Instructions for the task — Single out the lines of the material that contain "Installation" and copy them.

Extracted data entries —
━━━━

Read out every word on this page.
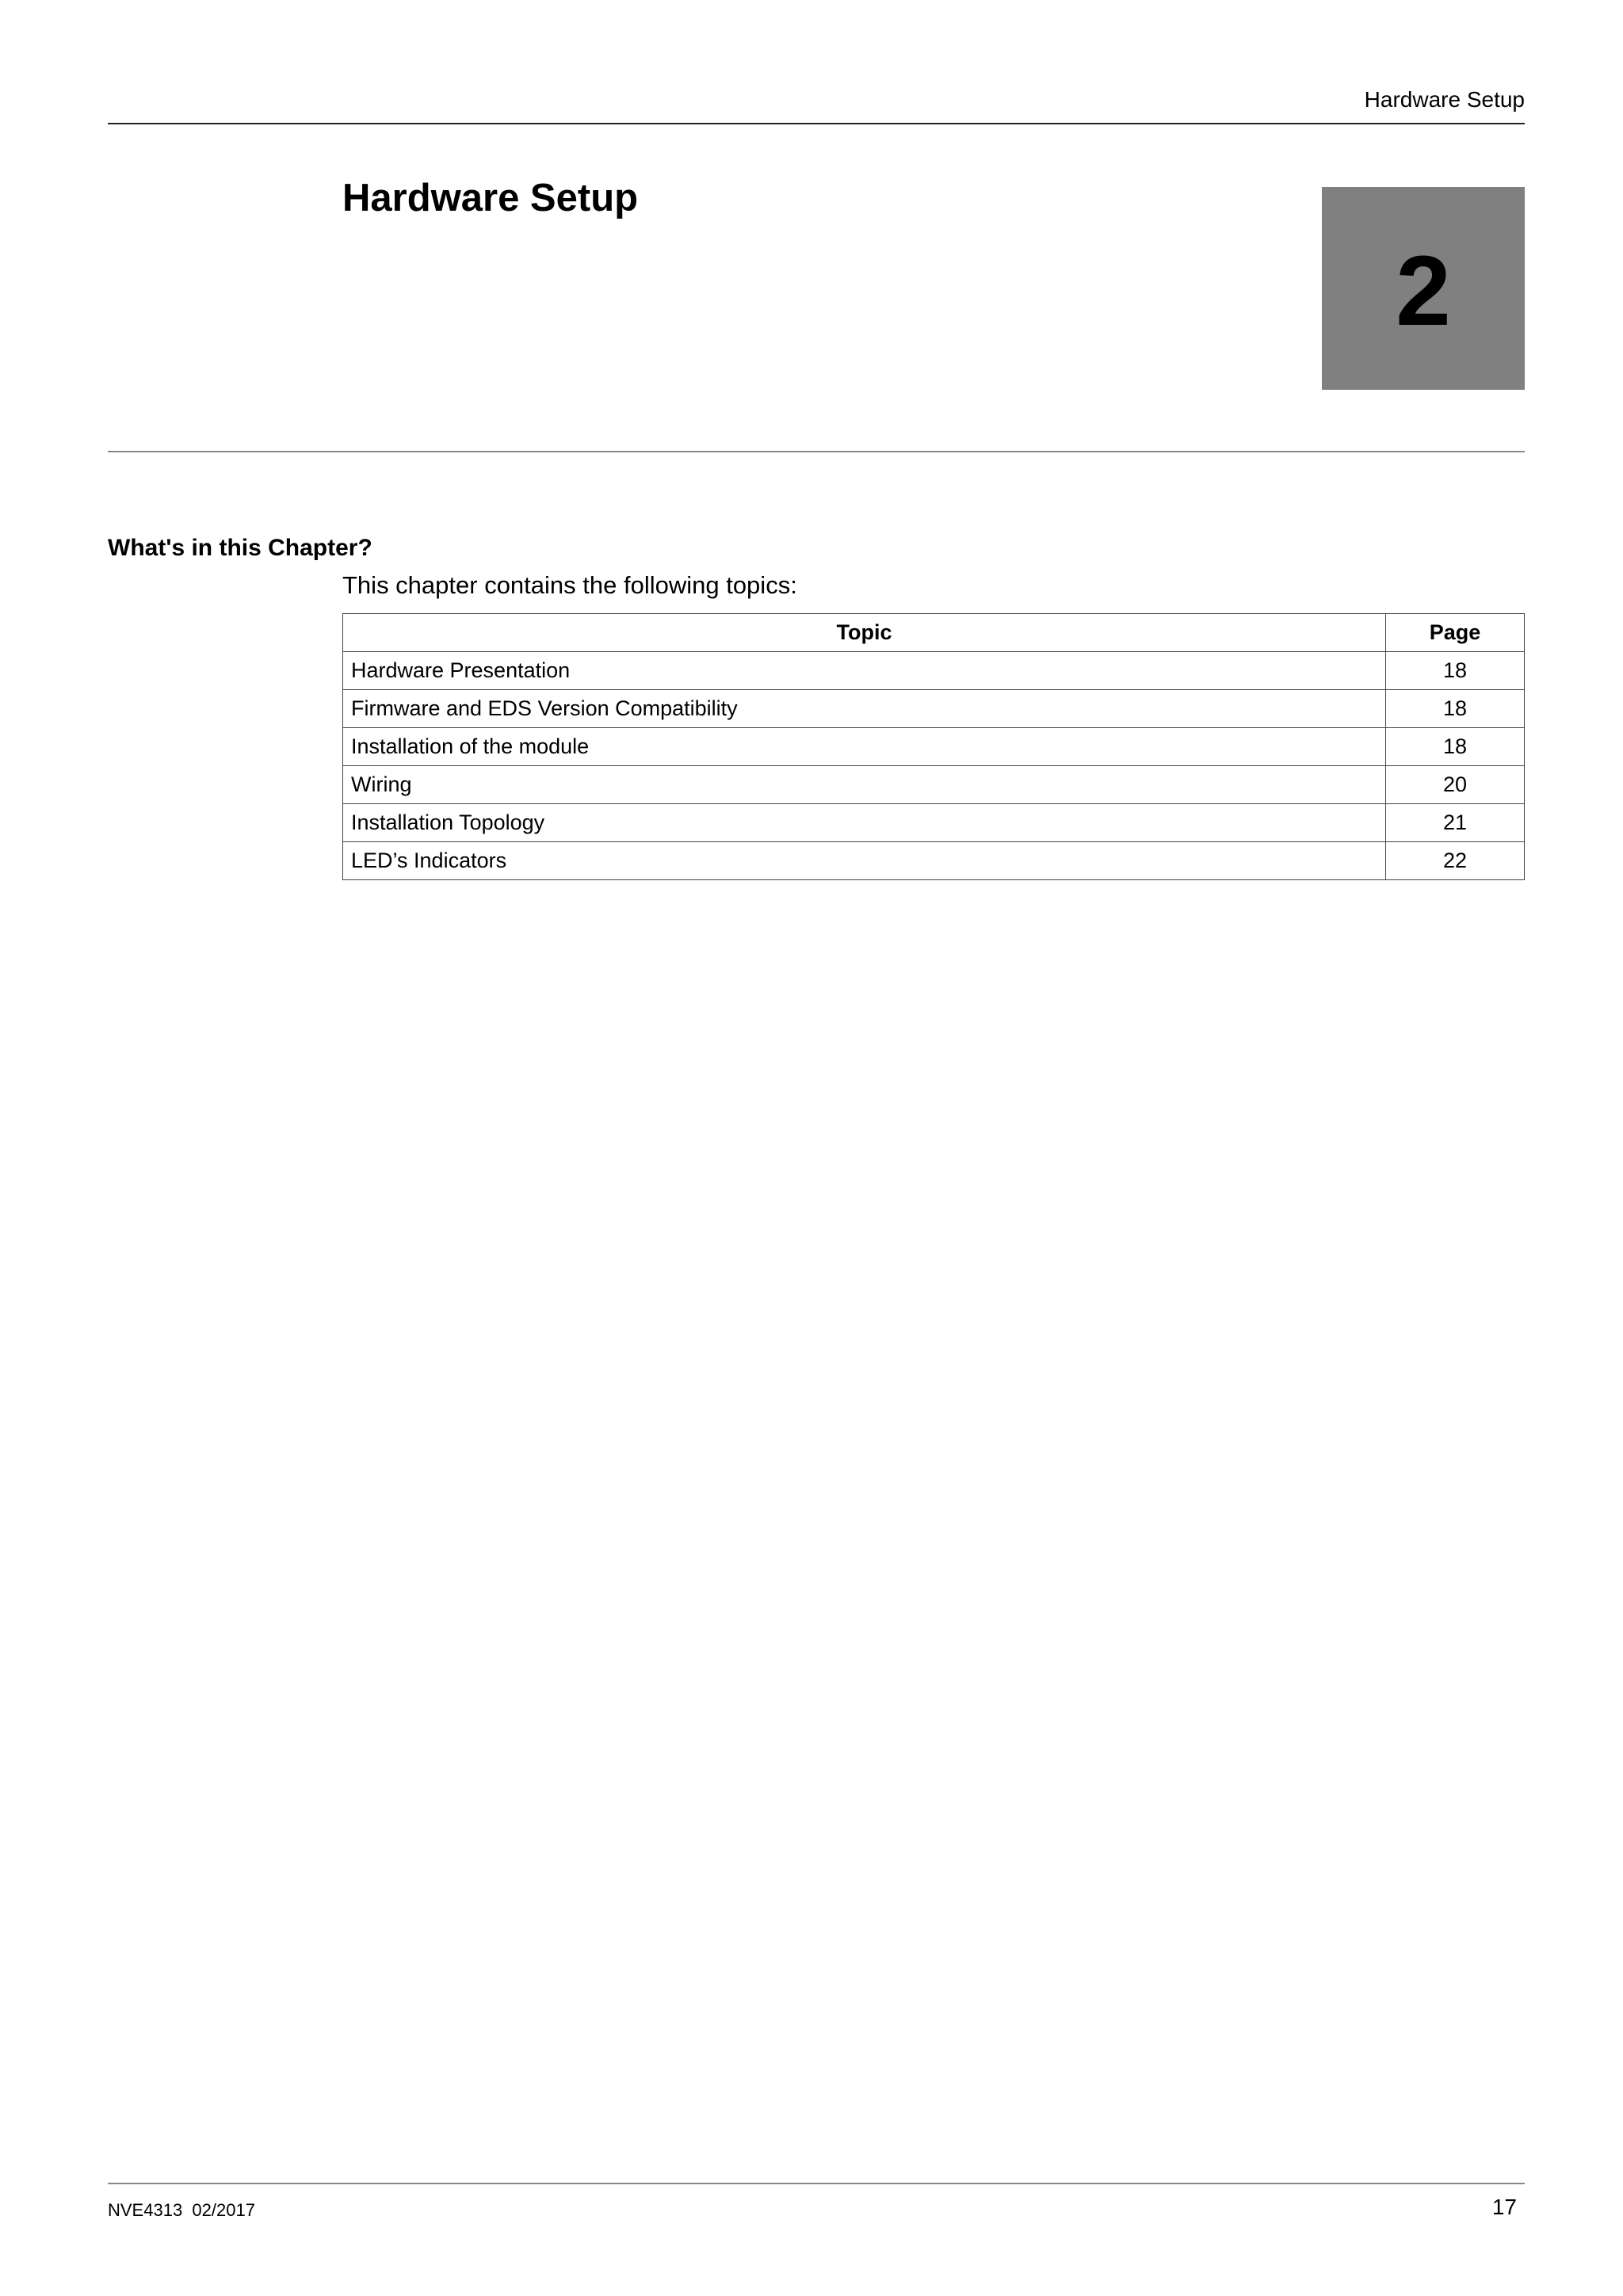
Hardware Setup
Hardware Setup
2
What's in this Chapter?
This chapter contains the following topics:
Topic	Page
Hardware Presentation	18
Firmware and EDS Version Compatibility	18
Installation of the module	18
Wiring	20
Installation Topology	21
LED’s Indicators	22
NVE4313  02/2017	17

━━━━

The reply —
Installation of the module	18
Installation Topology	21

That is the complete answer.